What to work on:
Output every line exactly as written. Leave out pictures.
>> Begin
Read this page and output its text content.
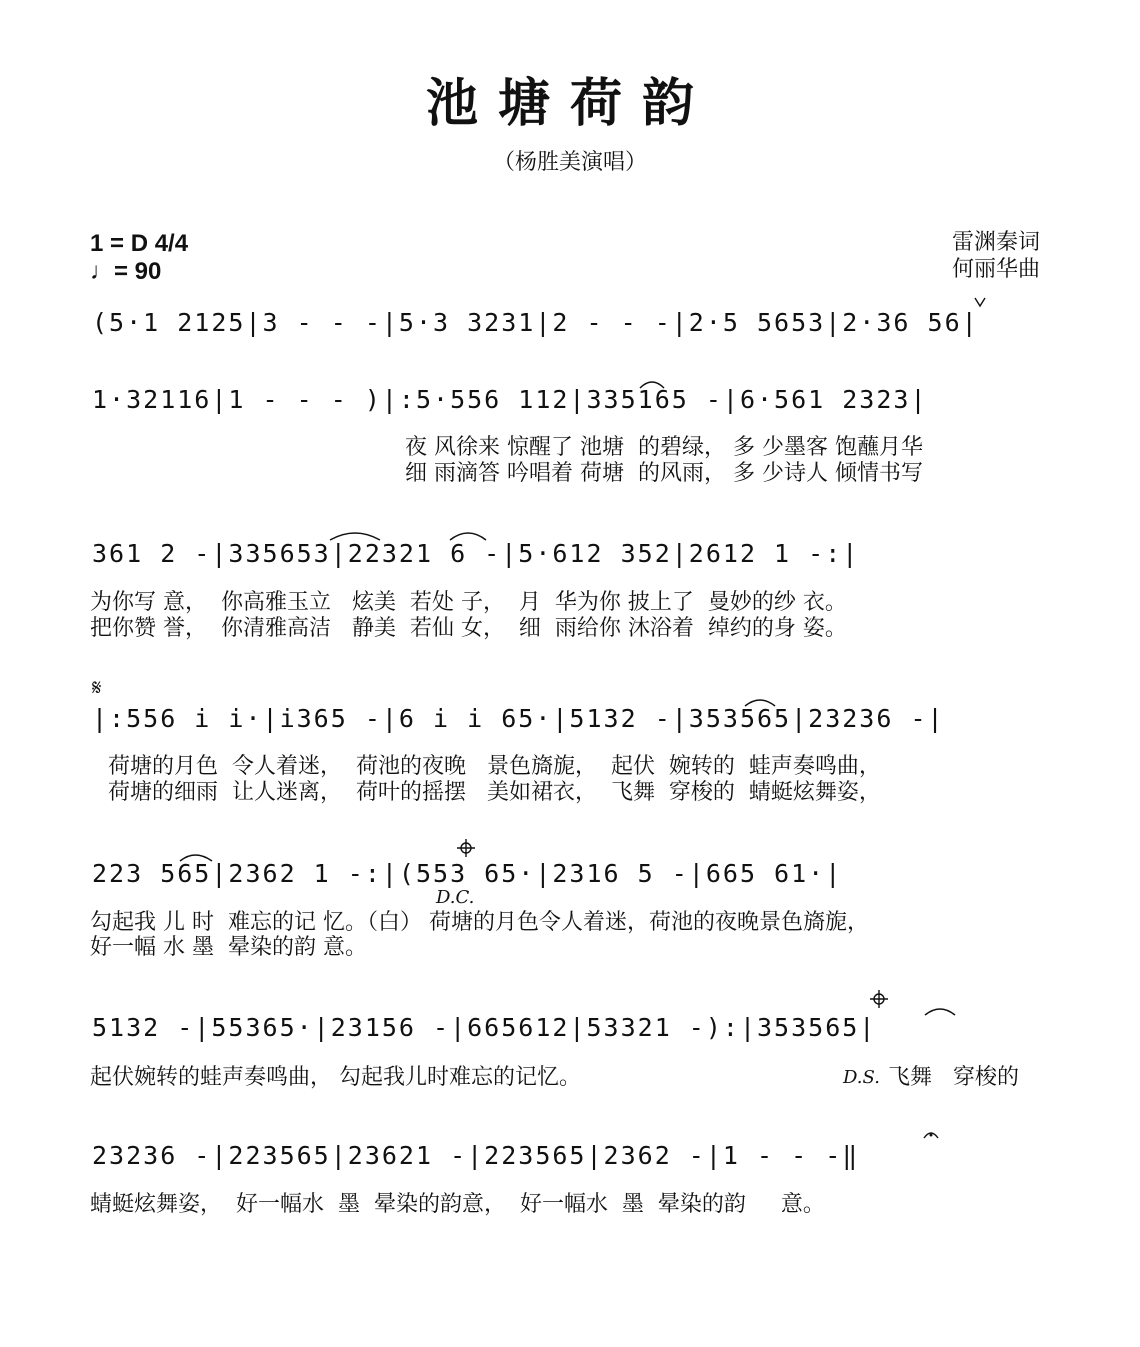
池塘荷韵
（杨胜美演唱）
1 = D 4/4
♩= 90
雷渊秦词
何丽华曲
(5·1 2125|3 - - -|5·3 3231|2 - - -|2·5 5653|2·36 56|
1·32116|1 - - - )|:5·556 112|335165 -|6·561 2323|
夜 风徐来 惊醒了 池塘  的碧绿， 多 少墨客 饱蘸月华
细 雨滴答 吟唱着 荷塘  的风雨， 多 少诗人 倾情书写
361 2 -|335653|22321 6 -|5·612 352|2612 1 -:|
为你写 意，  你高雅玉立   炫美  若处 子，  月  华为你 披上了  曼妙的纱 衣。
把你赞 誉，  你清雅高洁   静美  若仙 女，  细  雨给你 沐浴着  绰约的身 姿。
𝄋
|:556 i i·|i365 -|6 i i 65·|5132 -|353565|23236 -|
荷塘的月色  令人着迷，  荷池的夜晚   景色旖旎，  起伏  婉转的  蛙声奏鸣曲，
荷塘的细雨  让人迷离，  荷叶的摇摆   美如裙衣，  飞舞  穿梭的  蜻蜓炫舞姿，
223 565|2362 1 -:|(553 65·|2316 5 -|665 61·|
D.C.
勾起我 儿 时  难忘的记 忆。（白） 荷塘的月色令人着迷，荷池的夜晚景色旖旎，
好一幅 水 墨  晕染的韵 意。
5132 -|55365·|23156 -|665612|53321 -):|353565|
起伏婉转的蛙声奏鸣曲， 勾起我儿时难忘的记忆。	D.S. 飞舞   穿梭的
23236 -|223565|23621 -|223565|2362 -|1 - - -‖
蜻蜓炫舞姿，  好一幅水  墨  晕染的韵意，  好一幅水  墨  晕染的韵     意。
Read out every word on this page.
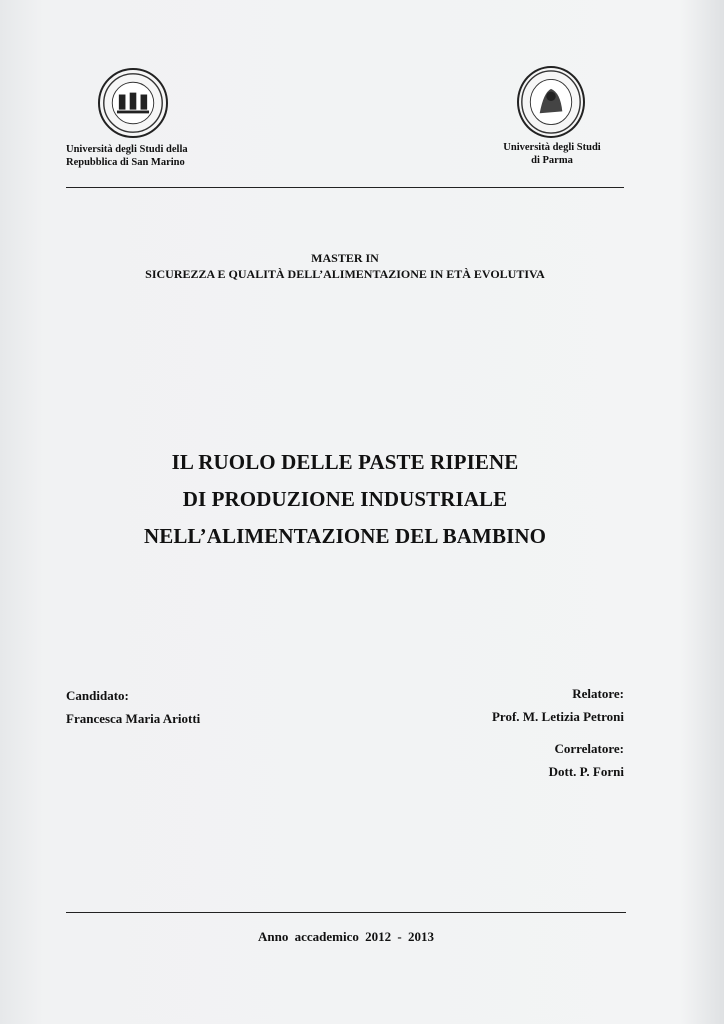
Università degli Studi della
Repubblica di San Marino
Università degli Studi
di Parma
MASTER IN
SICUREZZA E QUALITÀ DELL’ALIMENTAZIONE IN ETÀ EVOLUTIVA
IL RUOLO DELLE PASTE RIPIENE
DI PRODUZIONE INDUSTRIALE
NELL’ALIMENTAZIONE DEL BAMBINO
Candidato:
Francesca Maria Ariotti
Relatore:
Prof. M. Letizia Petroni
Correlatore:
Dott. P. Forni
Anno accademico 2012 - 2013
>> End
Solution to the exercise:
Read this page and output its text content.
池塘荷韵
（杨胜美演唱）
1 = D 4/4
♩= 90
雷渊秦词
何丽华曲
(5·1 2125|3 - - -|5·3 3231|2 - - -|2·5 5653|2·36 56|
1·32116|1 - - - )|:5·556 112|335165 -|6·561 2323|
夜 风徐来 惊醒了 池塘  的碧绿， 多 少墨客 饱蘸月华
细 雨滴答 吟唱着 荷塘  的风雨， 多 少诗人 倾情书写
361 2 -|335653|22321 6 -|5·612 352|2612 1 -:|
为你写 意，  你高雅玉立   炫美  若处 子，  月  华为你 披上了  曼妙的纱 衣。
把你赞 誉，  你清雅高洁   静美  若仙 女，  细  雨给你 沐浴着  绰约的身 姿。
𝄋
|:556 i i·|i365 -|6 i i 65·|5132 -|353565|23236 -|
荷塘的月色  令人着迷，  荷池的夜晚   景色旖旎，  起伏  婉转的  蛙声奏鸣曲，
荷塘的细雨  让人迷离，  荷叶的摇摆   美如裙衣，  飞舞  穿梭的  蜻蜓炫舞姿，
223 565|2362 1 -:|(553 65·|2316 5 -|665 61·|
D.C.
勾起我 儿 时  难忘的记 忆。（白） 荷塘的月色令人着迷，荷池的夜晚景色旖旎，
好一幅 水 墨  晕染的韵 意。
5132 -|55365·|23156 -|665612|53321 -):|353565|
起伏婉转的蛙声奏鸣曲， 勾起我儿时难忘的记忆。	D.S. 飞舞   穿梭的
23236 -|223565|23621 -|223565|2362 -|1 - - -‖
蜻蜓炫舞姿，  好一幅水  墨  晕染的韵意，  好一幅水  墨  晕染的韵     意。
Read out every word on this page.
Università degli Studi della
Repubblica di San Marino
Università degli Studi
di Parma
MASTER IN
SICUREZZA E QUALITÀ DELL’ALIMENTAZIONE IN ETÀ EVOLUTIVA
IL RUOLO DELLE PASTE RIPIENE
DI PRODUZIONE INDUSTRIALE
NELL’ALIMENTAZIONE DEL BAMBINO
Candidato:
Francesca Maria Ariotti
Relatore:
Prof. M. Letizia Petroni
Correlatore:
Dott. P. Forni
Anno accademico 2012 - 2013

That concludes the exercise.